# LISTING start
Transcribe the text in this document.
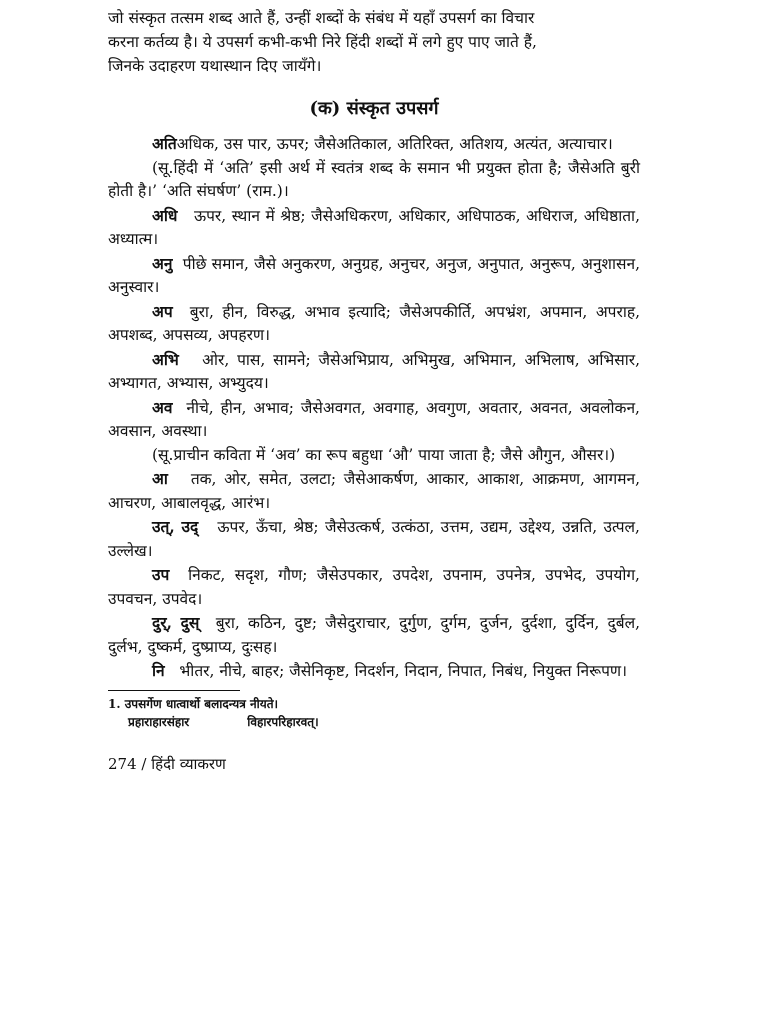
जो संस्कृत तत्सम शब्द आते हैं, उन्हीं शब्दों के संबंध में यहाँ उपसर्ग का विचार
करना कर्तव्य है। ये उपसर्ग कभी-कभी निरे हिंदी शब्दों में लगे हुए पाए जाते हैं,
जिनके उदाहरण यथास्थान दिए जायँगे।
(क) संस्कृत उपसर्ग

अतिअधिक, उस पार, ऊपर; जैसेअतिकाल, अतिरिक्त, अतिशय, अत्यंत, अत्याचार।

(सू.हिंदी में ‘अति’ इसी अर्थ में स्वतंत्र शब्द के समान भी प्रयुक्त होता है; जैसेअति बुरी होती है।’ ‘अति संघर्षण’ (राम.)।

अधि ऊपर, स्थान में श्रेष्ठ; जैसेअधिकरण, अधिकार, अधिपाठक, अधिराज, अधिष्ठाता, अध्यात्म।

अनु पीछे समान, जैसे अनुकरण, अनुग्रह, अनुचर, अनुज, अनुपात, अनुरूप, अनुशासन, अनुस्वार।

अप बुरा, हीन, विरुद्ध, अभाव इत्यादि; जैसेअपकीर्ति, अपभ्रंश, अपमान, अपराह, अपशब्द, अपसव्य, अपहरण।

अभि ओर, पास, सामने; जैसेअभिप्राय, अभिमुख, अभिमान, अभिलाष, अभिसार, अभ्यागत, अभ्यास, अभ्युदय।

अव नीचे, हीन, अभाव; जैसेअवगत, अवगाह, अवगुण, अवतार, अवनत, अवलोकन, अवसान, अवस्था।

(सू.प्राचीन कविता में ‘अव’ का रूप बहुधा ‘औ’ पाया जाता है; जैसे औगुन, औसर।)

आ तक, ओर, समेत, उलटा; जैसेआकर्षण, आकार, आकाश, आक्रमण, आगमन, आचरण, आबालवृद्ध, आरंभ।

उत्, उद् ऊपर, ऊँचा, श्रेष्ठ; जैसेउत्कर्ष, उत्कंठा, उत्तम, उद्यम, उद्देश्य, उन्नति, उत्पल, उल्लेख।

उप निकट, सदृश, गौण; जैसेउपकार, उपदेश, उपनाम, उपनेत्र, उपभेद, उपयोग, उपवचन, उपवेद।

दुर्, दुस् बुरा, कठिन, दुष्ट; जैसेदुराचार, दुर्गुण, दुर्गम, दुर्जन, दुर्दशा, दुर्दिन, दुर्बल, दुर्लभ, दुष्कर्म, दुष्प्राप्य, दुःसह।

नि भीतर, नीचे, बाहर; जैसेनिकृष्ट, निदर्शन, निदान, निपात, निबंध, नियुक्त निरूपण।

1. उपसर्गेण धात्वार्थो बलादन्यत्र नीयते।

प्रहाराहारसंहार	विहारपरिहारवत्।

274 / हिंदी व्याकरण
# LISTING end
# LISTING start
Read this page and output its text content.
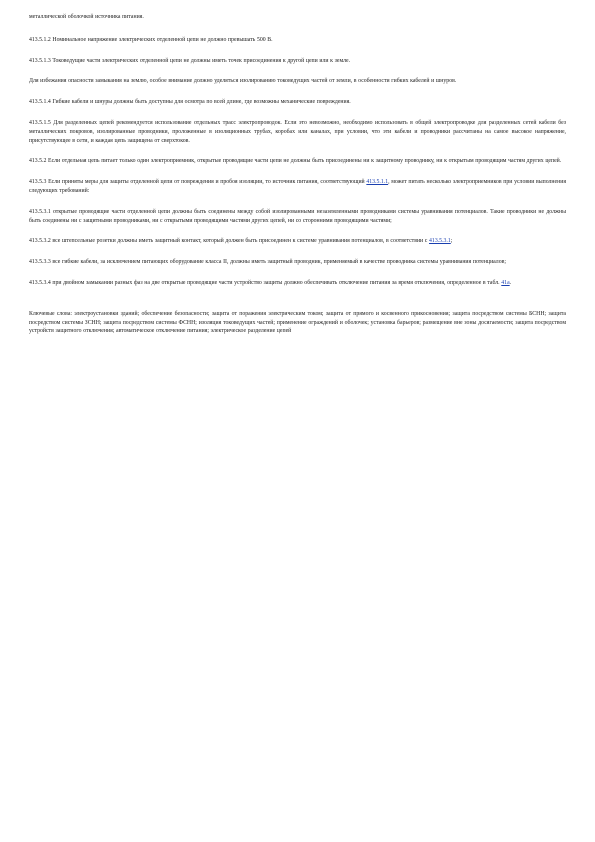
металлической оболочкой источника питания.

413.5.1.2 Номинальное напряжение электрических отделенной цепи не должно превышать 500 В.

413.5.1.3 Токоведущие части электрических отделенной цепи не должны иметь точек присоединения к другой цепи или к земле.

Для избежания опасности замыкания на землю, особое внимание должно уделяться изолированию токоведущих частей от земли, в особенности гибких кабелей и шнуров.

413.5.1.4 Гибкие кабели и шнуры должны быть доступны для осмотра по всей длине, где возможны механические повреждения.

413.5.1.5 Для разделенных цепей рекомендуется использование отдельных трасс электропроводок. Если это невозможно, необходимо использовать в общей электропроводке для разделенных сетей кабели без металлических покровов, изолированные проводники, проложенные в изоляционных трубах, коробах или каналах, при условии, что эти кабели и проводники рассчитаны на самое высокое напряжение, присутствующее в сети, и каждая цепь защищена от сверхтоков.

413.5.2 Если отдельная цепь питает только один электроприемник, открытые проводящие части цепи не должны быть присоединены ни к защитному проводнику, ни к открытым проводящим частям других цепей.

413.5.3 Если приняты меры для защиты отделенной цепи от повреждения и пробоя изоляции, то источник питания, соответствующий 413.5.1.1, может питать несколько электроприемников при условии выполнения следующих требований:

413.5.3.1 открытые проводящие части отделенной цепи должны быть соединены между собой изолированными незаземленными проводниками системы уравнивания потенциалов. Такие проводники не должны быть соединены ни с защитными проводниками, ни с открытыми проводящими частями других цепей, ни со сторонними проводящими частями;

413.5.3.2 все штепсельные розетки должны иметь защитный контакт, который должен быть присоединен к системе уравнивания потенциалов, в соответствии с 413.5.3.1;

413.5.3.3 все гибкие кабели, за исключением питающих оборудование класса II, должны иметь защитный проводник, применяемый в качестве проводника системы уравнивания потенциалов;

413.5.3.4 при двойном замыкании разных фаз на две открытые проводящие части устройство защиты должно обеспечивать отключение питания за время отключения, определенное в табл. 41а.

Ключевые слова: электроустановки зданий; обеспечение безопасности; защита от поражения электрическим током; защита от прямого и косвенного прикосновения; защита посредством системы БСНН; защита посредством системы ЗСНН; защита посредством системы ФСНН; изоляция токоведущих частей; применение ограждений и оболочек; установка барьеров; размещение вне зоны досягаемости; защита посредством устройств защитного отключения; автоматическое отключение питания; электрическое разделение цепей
# LISTING end
Show all lines from the data above in which the word "text" appears.

Transcribe the text in this document.
Read this page and output its text content.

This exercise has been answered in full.